** Stated goal **
Set out each line from the following listing that includes the word "adoptées".

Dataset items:
════════════════

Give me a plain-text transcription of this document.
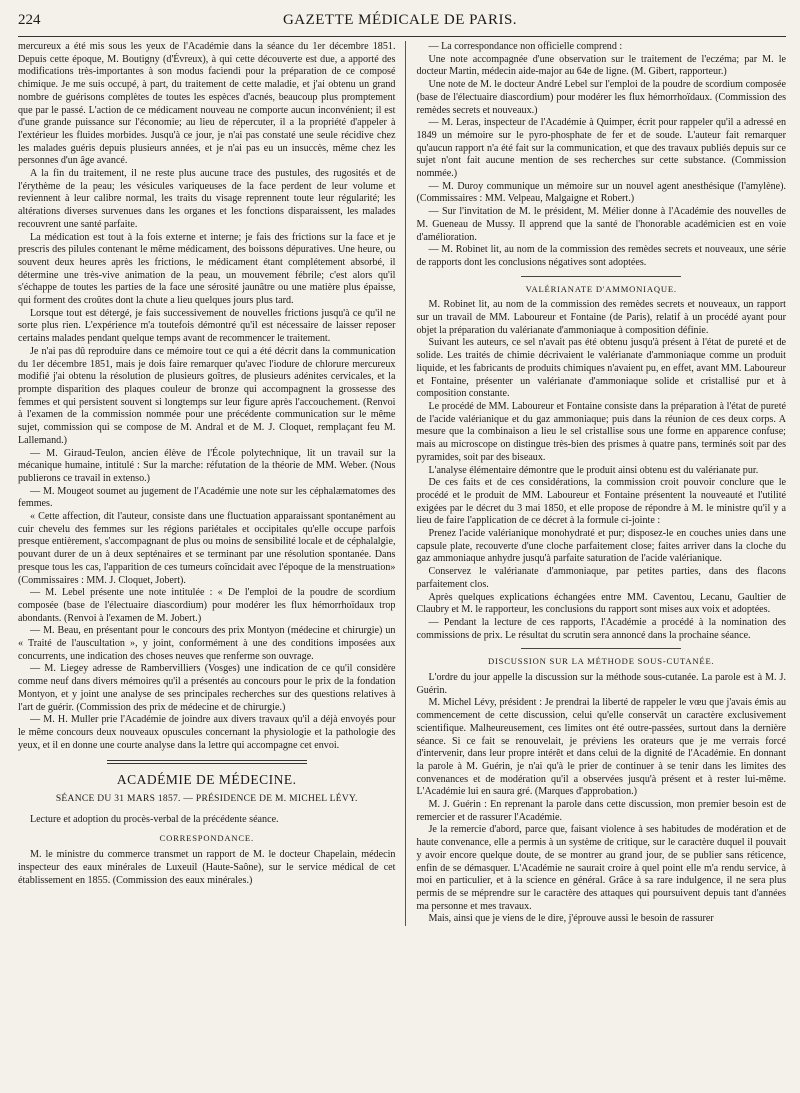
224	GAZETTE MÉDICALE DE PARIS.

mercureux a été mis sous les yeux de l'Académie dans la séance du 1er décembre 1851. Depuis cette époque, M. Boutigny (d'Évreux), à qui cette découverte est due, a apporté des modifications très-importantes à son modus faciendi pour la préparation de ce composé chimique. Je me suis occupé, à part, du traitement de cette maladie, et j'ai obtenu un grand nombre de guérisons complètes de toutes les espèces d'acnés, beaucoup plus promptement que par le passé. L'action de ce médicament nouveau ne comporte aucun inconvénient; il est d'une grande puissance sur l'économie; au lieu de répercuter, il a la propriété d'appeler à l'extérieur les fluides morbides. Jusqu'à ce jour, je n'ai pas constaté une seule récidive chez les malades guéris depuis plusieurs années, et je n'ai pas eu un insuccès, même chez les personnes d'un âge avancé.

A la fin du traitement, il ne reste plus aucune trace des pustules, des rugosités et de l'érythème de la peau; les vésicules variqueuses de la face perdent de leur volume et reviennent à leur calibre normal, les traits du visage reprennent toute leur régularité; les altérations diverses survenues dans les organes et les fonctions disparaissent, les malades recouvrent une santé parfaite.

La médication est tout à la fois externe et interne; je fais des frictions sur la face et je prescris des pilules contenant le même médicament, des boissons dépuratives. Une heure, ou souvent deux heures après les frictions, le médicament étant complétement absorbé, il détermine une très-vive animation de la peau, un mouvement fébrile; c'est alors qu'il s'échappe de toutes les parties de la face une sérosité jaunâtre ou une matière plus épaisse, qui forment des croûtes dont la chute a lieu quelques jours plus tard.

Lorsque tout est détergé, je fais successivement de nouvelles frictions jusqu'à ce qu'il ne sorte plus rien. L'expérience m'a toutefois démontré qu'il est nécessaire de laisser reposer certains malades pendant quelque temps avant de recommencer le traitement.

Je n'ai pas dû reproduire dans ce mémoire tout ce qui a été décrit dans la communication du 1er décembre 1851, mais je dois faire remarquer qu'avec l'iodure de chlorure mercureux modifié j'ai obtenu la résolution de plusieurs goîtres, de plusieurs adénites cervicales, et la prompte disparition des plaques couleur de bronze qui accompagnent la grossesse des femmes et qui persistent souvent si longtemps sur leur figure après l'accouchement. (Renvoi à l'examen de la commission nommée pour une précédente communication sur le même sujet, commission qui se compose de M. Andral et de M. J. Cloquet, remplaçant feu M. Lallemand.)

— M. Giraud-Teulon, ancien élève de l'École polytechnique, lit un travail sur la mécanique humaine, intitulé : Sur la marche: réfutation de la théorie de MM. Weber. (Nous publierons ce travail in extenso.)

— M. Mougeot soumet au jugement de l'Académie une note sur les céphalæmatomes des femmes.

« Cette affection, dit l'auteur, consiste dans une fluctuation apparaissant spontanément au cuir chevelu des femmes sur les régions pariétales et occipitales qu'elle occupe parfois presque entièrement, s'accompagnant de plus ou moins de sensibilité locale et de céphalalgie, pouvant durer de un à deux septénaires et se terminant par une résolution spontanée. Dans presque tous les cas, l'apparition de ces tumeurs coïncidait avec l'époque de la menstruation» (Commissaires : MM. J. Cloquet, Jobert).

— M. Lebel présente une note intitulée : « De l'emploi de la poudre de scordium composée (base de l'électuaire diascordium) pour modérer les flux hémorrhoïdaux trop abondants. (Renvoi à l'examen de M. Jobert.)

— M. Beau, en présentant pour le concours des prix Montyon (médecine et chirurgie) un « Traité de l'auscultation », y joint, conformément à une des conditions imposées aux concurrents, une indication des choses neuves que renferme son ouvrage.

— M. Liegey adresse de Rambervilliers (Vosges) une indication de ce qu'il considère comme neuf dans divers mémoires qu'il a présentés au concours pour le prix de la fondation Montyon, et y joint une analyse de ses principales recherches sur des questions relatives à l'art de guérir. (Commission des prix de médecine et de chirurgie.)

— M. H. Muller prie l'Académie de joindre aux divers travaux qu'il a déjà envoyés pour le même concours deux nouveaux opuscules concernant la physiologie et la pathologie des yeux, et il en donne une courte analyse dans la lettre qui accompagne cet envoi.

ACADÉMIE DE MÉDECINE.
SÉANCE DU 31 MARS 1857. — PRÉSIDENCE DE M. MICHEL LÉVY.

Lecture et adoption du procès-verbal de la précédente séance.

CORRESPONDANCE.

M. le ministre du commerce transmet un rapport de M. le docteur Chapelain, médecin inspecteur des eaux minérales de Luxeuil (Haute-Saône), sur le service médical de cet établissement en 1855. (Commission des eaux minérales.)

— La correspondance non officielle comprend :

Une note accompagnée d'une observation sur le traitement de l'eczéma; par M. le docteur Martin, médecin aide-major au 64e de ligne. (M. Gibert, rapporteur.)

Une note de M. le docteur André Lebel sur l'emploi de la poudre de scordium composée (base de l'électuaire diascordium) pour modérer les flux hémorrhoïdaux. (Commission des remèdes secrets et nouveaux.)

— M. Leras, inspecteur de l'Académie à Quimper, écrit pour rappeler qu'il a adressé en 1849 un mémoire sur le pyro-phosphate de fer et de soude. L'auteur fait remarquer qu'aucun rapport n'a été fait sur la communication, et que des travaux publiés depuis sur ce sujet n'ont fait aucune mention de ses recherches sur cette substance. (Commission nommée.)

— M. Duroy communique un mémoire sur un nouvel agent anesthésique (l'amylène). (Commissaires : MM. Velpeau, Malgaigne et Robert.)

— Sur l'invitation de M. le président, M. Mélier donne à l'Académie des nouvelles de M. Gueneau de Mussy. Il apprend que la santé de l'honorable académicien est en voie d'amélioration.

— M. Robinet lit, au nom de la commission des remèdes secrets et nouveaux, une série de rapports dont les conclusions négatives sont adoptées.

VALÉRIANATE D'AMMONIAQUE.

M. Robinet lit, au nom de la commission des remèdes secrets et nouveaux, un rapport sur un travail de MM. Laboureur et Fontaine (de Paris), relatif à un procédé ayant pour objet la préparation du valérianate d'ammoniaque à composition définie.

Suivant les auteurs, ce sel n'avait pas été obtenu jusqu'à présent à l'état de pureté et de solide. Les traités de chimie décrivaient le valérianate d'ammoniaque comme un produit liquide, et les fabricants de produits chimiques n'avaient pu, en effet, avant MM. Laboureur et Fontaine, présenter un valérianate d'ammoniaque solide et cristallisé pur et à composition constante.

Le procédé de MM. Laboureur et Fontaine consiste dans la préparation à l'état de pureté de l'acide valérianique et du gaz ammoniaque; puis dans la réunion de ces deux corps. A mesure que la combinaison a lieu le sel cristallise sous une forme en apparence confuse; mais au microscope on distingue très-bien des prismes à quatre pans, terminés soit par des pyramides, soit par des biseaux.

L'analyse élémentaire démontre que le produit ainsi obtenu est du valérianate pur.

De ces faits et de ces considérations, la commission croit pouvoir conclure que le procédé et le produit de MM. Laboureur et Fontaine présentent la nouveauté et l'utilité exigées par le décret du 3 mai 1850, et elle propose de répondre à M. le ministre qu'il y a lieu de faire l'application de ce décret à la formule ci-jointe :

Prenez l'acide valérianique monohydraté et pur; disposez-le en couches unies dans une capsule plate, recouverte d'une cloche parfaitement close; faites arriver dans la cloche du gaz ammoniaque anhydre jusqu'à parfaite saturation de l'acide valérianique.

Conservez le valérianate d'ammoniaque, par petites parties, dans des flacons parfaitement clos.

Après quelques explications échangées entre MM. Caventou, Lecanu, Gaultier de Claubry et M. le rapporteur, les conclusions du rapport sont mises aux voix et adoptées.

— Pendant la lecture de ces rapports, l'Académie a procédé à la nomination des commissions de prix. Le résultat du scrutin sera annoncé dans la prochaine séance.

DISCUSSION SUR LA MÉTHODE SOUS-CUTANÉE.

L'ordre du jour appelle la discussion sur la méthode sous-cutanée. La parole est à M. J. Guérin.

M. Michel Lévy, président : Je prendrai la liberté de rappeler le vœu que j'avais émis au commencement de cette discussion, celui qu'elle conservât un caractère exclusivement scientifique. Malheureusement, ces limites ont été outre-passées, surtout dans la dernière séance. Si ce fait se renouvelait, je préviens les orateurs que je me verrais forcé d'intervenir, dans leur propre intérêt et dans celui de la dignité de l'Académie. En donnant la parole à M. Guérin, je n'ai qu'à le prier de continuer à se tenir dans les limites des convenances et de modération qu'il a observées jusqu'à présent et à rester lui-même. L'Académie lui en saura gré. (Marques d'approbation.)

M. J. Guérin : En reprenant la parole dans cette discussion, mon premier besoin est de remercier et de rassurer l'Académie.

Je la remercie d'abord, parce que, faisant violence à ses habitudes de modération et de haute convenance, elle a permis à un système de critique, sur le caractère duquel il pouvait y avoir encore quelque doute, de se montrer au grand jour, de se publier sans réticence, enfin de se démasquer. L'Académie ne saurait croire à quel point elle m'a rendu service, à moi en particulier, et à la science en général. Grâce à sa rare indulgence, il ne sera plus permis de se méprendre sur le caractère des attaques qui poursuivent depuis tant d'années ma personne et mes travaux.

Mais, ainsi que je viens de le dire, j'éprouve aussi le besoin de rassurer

════════════════

** Written reply **
— M. Robinet lit, au nom de la commission des remèdes secrets et nouveaux, une série de rapports dont les conclusions négatives sont adoptées.
Après quelques explications échangées entre MM. Caventou, Lecanu, Gaultier de Claubry et M. le rapporteur, les conclusions du rapport sont mises aux voix et adoptées.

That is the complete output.